### Exercise brief
Look through the listing below and report every line that contains "Reduktion".

### The data
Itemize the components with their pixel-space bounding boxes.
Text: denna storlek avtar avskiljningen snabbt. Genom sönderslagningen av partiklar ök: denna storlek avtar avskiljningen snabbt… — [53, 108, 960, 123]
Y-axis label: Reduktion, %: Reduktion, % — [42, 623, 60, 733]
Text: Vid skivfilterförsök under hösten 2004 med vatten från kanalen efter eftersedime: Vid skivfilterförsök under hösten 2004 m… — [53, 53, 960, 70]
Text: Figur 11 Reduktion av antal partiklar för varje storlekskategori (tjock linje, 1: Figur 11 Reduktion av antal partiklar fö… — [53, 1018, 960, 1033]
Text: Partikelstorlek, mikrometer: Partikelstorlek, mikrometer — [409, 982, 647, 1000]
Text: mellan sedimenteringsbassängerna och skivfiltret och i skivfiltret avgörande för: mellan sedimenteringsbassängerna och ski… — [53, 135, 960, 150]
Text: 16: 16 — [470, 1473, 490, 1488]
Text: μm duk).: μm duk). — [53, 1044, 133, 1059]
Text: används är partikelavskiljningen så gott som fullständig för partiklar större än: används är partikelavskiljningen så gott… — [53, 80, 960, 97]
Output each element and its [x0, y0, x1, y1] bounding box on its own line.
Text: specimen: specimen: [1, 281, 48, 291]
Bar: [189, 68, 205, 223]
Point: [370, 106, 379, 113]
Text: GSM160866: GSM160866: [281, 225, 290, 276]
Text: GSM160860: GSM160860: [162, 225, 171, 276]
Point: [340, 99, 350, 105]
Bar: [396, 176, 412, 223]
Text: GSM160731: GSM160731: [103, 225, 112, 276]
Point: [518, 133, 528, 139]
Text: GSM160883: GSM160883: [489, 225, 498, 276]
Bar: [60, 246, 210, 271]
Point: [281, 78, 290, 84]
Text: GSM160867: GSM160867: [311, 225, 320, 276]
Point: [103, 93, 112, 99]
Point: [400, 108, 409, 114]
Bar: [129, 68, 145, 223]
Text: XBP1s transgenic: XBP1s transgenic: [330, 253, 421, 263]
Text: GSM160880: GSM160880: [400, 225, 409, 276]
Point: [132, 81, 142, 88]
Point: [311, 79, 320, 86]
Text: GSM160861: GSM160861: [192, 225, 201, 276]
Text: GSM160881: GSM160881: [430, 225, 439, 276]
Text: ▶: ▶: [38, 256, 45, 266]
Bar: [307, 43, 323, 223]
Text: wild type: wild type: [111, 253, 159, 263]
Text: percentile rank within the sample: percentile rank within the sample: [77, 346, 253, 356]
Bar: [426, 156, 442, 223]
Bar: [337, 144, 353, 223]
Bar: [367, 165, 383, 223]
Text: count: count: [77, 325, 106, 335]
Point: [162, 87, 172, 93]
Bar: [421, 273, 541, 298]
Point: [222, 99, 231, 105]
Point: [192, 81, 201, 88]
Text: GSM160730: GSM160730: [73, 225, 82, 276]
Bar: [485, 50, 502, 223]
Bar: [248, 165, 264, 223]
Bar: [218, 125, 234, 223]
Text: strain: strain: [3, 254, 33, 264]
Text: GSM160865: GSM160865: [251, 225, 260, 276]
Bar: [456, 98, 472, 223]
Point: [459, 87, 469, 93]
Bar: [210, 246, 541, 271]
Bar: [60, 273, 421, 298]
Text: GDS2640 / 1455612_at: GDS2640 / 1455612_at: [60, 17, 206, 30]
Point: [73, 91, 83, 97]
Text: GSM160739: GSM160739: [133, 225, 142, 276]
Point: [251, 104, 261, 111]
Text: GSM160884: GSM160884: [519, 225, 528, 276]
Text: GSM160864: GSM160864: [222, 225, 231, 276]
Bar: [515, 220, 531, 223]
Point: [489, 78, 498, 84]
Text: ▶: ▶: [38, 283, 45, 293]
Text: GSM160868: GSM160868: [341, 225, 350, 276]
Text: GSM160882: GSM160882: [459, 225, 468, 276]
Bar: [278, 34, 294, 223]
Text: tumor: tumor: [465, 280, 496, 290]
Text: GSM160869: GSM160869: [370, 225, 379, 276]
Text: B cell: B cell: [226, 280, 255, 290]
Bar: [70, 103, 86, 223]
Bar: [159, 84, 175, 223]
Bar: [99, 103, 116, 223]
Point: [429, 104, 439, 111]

### Written solution
Y-axis label: Reduktion, %: Reduktion, % — [42, 623, 60, 733]
Text: Figur 11 Reduktion av antal partiklar för varje storlekskategori (tjock linje, 1: Figur 11 Reduktion av antal partiklar fö… — [53, 1018, 960, 1033]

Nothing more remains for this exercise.